> WHAT IS NEEDED
Convert the lines below into a JSON list of strings, one string per line, leaving out any blank lines.

— Start THE DATA —

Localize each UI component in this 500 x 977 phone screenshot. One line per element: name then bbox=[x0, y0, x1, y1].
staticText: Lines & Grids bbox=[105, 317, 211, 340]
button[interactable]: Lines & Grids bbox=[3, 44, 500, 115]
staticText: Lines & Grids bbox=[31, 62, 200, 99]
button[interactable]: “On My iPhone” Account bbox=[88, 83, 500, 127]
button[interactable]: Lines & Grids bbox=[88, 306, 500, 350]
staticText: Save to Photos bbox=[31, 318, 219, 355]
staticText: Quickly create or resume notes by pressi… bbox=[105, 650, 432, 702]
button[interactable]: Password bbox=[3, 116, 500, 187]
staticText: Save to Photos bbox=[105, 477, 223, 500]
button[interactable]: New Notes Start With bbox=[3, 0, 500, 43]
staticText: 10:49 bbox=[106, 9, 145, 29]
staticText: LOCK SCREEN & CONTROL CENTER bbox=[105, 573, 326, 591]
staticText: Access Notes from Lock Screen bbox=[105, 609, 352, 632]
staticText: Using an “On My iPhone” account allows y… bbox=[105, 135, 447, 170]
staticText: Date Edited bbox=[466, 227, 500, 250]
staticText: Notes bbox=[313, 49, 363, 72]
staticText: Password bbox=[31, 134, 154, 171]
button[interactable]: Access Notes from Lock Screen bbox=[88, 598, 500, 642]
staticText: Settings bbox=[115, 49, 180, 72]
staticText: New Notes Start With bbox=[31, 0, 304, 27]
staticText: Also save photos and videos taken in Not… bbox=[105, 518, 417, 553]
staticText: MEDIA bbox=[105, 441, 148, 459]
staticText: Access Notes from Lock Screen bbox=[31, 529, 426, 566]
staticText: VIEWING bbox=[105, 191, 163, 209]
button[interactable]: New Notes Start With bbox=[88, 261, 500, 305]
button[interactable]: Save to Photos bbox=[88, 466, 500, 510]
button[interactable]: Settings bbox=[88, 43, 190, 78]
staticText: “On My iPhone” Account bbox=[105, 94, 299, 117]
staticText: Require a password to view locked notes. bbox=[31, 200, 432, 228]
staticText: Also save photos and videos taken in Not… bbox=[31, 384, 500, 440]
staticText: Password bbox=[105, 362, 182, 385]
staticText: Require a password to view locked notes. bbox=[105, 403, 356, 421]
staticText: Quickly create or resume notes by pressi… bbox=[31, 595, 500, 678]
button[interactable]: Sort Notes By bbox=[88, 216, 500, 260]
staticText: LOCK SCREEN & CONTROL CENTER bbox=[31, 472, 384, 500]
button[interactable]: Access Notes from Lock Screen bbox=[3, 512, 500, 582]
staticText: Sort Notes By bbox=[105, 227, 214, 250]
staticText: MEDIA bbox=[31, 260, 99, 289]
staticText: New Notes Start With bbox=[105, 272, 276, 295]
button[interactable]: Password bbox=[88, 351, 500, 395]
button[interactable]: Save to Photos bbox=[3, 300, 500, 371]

— End THE DATA —

> THE RESPONSE
[
  "Localize each UI component in this 500 x 977 phone screenshot. One line per element: name then bbox=[x0, y0, x1, y1].",
  "staticText: Lines & Grids bbox=[105, 317, 211, 340]",
  "button[interactable]: Lines & Grids bbox=[3, 44, 500, 115]",
  "staticText: Lines & Grids bbox=[31, 62, 200, 99]",
  "button[interactable]: “On My iPhone” Account bbox=[88, 83, 500, 127]",
  "button[interactable]: Lines & Grids bbox=[88, 306, 500, 350]",
  "staticText: Save to Photos bbox=[31, 318, 219, 355]",
  "staticText: Quickly create or resume notes by pressi… bbox=[105, 650, 432, 702]",
  "button[interactable]: Password bbox=[3, 116, 500, 187]",
  "staticText: Save to Photos bbox=[105, 477, 223, 500]",
  "button[interactable]: New Notes Start With bbox=[3, 0, 500, 43]",
  "staticText: 10:49 bbox=[106, 9, 145, 29]",
  "staticText: LOCK SCREEN & CONTROL CENTER bbox=[105, 573, 326, 591]",
  "staticText: Access Notes from Lock Screen bbox=[105, 609, 352, 632]",
  "staticText: Using an “On My iPhone” account allows y… bbox=[105, 135, 447, 170]",
  "staticText: Date Edited bbox=[466, 227, 500, 250]",
  "staticText: Notes bbox=[313, 49, 363, 72]",
  "staticText: Password bbox=[31, 134, 154, 171]",
  "button[interactable]: Access Notes from Lock Screen bbox=[88, 598, 500, 642]",
  "staticText: Settings bbox=[115, 49, 180, 72]",
  "staticText: New Notes Start With bbox=[31, 0, 304, 27]",
  "staticText: Also save photos and videos taken in Not… bbox=[105, 518, 417, 553]",
  "staticText: MEDIA bbox=[105, 441, 148, 459]",
  "staticText: Access Notes from Lock Screen bbox=[31, 529, 426, 566]",
  "staticText: VIEWING bbox=[105, 191, 163, 209]",
  "button[interactable]: New Notes Start With bbox=[88, 261, 500, 305]",
  "button[interactable]: Save to Photos bbox=[88, 466, 500, 510]",
  "button[interactable]: Settings bbox=[88, 43, 190, 78]",
  "staticText: “On My iPhone” Account bbox=[105, 94, 299, 117]",
  "staticText: Require a password to view locked notes. bbox=[31, 200, 432, 228]",
  "staticText: Also save photos and videos taken in Not… bbox=[31, 384, 500, 440]",
  "staticText: Password bbox=[105, 362, 182, 385]",
  "staticText: Require a password to view locked notes. bbox=[105, 403, 356, 421]",
  "staticText: Quickly create or resume notes by pressi… bbox=[31, 595, 500, 678]",
  "button[interactable]: Sort Notes By bbox=[88, 216, 500, 260]",
  "staticText: LOCK SCREEN & CONTROL CENTER bbox=[31, 472, 384, 500]",
  "button[interactable]: Access Notes from Lock Screen bbox=[3, 512, 500, 582]",
  "staticText: Sort Notes By bbox=[105, 227, 214, 250]",
  "staticText: MEDIA bbox=[31, 260, 99, 289]",
  "staticText: New Notes Start With bbox=[105, 272, 276, 295]",
  "button[interactable]: Password bbox=[88, 351, 500, 395]",
  "button[interactable]: Save to Photos bbox=[3, 300, 500, 371]"
]